# [Input for this task]
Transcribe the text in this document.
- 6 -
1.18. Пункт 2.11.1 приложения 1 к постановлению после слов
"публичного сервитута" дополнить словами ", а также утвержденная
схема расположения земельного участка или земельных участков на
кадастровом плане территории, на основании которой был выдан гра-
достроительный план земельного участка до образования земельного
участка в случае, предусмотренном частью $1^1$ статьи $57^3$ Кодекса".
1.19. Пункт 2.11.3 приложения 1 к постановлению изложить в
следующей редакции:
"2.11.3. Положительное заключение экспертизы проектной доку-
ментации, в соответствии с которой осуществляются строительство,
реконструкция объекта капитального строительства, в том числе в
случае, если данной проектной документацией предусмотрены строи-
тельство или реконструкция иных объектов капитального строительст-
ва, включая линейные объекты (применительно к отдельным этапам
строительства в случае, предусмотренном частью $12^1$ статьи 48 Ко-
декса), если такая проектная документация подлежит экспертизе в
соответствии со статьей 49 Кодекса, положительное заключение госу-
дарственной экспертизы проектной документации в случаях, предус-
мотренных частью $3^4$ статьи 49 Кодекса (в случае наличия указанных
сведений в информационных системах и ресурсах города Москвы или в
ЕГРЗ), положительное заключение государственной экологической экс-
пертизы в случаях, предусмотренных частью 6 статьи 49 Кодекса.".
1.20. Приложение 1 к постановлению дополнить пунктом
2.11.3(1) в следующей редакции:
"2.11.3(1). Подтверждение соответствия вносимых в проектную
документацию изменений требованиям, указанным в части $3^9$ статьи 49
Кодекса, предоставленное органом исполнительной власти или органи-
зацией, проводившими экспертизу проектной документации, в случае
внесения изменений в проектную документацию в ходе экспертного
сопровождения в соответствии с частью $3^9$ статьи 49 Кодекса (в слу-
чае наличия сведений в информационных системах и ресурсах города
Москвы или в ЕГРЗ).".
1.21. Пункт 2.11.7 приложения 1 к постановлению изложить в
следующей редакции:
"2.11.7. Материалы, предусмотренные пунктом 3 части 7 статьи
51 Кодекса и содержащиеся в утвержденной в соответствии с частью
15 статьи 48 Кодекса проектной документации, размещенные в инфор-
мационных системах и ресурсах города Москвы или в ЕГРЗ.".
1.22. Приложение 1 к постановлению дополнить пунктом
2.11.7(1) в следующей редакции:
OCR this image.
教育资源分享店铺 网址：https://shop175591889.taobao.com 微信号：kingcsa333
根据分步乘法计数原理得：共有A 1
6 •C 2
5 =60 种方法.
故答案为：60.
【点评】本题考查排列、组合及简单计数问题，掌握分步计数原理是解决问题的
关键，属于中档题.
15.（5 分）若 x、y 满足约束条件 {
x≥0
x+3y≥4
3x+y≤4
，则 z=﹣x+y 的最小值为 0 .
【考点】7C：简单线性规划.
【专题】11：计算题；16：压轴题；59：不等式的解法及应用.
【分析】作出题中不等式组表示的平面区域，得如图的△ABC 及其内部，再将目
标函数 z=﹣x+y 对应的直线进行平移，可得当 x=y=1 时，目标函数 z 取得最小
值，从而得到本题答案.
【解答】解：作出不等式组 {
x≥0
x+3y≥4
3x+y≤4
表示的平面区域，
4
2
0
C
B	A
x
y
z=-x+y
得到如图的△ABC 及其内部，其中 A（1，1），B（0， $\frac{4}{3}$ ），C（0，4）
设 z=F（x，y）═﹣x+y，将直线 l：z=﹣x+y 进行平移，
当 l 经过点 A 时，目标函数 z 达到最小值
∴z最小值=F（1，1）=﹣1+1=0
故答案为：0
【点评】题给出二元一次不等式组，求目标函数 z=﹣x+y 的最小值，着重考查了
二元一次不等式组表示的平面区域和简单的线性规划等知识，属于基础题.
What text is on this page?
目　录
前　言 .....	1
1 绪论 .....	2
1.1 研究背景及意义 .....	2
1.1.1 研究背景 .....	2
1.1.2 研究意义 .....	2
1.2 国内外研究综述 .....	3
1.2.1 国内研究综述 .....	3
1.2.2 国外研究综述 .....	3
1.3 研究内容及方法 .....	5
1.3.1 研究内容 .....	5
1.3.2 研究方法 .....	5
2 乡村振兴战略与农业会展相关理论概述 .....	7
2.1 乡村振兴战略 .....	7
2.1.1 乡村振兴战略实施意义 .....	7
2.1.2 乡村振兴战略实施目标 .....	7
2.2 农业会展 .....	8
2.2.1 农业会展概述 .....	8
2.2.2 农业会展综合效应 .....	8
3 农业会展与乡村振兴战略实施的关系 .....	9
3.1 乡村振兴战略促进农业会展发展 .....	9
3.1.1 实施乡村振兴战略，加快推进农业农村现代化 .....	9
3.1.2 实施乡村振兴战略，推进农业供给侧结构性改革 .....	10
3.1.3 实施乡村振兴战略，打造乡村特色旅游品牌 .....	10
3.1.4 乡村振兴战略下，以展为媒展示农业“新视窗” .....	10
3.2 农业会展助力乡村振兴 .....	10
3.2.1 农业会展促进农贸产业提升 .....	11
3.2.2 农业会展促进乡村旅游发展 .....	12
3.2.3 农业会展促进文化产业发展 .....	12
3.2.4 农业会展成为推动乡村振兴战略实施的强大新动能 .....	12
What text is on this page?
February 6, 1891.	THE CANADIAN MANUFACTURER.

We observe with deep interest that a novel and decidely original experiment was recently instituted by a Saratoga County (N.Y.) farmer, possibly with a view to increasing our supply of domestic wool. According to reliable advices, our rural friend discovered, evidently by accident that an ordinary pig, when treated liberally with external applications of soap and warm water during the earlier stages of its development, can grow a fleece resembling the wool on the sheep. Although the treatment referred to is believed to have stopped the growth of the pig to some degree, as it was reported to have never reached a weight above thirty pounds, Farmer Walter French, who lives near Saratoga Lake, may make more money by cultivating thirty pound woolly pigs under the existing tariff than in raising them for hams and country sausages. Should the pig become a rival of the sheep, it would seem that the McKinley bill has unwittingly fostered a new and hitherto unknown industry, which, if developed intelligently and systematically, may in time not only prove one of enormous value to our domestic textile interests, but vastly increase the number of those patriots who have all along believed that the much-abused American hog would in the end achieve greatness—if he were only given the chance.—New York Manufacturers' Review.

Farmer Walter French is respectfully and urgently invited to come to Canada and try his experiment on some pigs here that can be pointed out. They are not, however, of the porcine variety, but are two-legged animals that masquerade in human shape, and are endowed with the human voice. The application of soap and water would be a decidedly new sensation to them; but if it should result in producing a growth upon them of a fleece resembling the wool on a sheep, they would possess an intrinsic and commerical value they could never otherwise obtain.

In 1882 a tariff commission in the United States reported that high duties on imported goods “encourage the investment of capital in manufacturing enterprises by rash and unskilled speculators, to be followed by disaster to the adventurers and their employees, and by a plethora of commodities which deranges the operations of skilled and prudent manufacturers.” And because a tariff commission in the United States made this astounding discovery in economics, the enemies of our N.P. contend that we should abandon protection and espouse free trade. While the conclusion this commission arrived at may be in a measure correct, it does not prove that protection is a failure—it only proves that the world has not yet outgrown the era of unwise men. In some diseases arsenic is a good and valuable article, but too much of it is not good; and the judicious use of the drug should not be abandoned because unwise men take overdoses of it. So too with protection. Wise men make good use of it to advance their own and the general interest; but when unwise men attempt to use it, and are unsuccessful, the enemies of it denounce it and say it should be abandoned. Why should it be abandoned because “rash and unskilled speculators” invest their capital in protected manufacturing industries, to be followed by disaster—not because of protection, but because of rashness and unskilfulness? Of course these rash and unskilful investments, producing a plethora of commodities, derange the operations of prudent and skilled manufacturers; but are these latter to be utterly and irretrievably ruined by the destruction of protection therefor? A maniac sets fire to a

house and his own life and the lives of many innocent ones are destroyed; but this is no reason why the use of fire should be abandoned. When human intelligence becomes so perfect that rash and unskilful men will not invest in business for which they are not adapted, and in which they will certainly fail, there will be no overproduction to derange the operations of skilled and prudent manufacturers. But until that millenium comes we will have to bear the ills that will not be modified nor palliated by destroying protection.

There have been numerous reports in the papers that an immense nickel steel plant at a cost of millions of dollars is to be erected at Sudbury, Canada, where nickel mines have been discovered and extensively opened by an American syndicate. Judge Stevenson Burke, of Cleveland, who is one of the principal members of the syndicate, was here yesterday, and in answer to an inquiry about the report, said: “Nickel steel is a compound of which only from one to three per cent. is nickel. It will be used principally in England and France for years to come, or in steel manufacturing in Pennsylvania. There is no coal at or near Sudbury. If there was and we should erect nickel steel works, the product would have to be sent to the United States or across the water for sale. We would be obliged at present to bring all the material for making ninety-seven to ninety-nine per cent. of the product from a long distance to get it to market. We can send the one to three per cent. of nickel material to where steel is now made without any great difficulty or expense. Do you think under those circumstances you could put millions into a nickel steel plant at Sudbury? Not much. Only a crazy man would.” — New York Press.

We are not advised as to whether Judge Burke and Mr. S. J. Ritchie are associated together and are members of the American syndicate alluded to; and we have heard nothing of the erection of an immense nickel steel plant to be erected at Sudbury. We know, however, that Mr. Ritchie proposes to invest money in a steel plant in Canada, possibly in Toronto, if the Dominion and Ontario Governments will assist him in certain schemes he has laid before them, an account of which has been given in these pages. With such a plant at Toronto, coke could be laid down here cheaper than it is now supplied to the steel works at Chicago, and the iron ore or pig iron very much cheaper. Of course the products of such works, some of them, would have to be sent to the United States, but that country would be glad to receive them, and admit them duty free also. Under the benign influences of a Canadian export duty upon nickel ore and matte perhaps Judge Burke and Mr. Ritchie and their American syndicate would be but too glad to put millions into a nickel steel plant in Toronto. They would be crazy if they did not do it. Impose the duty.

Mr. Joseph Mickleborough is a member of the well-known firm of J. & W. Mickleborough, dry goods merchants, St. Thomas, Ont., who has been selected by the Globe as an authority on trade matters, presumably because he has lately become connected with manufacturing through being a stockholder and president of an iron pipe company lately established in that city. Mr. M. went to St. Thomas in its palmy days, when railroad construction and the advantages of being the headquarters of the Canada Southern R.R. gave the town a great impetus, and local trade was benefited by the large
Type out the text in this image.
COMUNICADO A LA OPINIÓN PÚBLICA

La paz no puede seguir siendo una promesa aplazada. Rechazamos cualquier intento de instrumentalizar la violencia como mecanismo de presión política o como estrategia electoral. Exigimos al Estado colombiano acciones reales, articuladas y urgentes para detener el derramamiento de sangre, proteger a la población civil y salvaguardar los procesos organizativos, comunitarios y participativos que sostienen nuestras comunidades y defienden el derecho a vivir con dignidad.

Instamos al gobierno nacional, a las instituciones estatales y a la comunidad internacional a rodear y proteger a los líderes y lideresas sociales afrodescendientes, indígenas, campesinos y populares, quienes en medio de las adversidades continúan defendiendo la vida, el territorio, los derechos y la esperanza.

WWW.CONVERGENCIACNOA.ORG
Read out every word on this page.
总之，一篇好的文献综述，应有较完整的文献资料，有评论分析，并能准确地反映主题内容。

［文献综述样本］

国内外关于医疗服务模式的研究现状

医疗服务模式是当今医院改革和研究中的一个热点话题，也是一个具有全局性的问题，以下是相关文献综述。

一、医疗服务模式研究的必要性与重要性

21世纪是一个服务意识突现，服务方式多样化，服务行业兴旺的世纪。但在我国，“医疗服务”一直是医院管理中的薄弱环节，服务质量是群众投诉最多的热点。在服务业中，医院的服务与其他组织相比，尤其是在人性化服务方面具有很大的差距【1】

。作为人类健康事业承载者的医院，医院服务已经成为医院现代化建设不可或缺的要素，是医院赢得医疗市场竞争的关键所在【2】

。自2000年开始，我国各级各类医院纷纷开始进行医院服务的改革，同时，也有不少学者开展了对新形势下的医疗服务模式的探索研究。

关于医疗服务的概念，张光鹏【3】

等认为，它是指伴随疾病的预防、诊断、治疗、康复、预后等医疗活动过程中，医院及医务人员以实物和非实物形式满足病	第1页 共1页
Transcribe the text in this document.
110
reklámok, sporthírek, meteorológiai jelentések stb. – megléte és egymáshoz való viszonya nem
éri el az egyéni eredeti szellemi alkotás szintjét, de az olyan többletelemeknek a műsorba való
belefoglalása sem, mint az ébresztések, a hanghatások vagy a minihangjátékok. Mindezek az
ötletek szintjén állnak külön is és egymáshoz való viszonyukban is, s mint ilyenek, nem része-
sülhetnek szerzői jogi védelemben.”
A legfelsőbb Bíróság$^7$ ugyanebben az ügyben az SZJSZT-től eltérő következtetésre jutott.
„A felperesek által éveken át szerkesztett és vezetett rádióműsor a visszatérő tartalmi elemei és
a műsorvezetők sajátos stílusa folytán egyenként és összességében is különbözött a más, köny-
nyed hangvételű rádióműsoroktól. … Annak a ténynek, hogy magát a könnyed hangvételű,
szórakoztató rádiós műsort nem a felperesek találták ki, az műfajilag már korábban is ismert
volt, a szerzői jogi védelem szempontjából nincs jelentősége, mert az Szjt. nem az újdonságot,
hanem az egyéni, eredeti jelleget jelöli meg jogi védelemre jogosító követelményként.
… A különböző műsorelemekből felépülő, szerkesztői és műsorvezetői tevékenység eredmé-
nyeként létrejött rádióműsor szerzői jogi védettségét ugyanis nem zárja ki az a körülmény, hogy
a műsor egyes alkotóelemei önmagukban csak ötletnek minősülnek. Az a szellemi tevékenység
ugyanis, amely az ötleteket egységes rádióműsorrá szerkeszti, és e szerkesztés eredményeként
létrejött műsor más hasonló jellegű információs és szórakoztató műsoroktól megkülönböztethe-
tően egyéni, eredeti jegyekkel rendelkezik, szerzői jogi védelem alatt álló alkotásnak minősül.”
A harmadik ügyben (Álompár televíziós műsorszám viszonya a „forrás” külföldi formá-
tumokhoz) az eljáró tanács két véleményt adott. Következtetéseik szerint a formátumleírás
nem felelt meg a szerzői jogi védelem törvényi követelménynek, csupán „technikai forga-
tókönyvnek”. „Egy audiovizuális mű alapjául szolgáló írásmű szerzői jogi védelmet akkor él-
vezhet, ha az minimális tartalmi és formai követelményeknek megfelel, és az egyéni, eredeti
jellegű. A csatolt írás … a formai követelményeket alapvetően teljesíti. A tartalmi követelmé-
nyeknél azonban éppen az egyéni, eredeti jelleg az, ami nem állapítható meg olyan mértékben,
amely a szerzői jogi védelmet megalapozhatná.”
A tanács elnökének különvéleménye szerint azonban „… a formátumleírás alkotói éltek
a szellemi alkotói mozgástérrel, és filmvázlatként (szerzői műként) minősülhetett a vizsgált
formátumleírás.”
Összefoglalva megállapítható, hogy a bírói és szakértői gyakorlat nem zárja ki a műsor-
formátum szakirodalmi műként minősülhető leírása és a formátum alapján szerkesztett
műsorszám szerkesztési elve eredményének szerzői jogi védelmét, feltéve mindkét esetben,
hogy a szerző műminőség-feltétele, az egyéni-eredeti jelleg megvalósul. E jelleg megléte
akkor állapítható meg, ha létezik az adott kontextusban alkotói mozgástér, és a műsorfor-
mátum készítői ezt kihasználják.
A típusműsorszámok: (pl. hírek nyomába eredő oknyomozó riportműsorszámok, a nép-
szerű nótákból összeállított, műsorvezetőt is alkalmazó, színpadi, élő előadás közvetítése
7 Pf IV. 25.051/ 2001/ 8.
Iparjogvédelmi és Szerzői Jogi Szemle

# [Written task]
Copy all lines of the material above where the string "статьи" occurs.

# [The reply]
участка в случае, предусмотренном частью $1^1$ статьи $57^3$ Кодекса".
строительства в случае, предусмотренном частью $12^1$ статьи 48 Ко-
мотренных частью $3^4$ статьи 49 Кодекса (в случае наличия указанных
пертизы в случаях, предусмотренных частью 6 статьи 49 Кодекса.".
документацию изменений требованиям, указанным в части $3^9$ статьи 49
сопровождения в соответствии с частью $3^9$ статьи 49 Кодекса (в слу-
"2.11.7. Материалы, предусмотренные пунктом 3 части 7 статьи
15 статьи 48 Кодекса проектной документации, размещенные в инфор-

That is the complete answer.